■ PROVIDED ENTRIES:
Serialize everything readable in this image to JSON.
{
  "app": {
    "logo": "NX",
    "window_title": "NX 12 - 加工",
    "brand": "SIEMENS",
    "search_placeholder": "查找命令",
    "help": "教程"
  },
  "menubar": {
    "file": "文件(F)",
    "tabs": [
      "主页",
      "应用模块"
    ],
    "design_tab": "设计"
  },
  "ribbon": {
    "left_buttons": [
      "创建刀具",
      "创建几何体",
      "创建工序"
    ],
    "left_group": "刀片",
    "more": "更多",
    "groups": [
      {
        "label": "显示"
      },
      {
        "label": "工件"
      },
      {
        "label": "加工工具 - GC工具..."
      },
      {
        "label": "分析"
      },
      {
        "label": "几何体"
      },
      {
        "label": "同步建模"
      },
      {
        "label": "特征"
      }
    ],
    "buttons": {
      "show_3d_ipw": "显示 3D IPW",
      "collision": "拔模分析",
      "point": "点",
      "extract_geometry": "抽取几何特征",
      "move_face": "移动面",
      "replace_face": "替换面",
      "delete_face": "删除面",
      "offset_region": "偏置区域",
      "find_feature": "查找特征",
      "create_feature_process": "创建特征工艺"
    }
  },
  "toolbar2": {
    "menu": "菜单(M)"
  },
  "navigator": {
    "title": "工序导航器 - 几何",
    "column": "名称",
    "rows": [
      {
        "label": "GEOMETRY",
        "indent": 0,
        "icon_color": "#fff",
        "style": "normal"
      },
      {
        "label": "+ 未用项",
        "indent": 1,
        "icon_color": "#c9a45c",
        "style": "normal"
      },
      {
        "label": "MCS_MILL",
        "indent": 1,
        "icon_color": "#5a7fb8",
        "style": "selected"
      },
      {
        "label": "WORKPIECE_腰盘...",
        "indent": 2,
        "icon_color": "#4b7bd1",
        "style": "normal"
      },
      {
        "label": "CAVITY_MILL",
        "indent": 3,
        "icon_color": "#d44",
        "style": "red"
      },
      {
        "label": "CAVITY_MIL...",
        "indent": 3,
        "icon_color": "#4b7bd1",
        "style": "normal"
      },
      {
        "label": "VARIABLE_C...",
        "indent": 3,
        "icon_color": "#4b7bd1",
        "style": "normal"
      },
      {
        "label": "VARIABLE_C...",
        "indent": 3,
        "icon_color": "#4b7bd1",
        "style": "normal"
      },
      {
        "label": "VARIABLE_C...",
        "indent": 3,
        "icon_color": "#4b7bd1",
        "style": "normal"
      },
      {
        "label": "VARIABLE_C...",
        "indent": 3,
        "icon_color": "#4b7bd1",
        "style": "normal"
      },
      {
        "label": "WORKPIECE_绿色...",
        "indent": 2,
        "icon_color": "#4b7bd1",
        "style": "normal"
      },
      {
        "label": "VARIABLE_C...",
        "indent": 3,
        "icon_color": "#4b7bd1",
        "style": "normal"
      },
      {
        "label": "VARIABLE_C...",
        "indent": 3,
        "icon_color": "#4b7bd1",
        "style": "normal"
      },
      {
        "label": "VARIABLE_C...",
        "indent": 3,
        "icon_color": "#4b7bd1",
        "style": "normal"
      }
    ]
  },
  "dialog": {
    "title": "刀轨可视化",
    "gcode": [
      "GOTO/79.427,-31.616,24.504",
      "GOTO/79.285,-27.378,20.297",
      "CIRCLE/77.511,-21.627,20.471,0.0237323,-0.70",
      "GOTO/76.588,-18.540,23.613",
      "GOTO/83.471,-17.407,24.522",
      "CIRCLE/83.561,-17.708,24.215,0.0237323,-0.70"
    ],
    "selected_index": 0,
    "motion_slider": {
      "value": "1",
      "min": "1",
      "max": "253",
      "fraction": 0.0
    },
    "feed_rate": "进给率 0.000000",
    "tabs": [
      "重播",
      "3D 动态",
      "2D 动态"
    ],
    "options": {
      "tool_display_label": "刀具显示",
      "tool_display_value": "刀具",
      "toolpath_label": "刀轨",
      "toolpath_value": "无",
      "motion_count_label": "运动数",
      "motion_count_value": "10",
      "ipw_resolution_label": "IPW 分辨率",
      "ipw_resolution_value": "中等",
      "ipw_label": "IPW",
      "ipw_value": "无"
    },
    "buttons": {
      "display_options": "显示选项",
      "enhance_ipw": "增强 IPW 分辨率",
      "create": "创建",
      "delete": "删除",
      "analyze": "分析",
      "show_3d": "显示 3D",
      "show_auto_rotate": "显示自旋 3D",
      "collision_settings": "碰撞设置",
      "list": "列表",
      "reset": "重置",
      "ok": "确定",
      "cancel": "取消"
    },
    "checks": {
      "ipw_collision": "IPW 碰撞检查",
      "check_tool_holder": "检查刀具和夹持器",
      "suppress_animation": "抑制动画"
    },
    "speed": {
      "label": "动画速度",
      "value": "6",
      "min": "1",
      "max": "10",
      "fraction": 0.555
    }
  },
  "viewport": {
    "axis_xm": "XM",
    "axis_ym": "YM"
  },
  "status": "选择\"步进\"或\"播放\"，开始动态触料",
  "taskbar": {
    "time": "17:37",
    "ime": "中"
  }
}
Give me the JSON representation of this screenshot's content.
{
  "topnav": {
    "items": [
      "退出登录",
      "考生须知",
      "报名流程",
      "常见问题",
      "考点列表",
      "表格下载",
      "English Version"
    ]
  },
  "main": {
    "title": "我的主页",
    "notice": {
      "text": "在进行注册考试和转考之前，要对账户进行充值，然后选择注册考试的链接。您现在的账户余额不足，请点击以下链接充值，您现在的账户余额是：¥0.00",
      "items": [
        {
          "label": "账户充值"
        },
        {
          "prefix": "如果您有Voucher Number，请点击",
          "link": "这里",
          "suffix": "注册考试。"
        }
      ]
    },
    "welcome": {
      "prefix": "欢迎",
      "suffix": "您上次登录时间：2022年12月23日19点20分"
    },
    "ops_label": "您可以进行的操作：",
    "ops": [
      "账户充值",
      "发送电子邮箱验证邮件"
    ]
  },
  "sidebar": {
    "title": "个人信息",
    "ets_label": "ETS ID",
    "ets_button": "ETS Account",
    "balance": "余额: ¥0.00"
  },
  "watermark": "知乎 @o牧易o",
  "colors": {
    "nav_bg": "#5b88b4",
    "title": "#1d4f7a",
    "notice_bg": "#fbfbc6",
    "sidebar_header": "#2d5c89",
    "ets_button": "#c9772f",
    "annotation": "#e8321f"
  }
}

■ EXERCISE GOAL:
Filter the entries down to the lines containing "GOTO". Copy each of those lines.

■ WRITTEN REPLY:
      "GOTO/79.427,-31.616,24.504",
      "GOTO/79.285,-27.378,20.297",
      "GOTO/76.588,-18.540,23.613",
      "GOTO/83.471,-17.407,24.522",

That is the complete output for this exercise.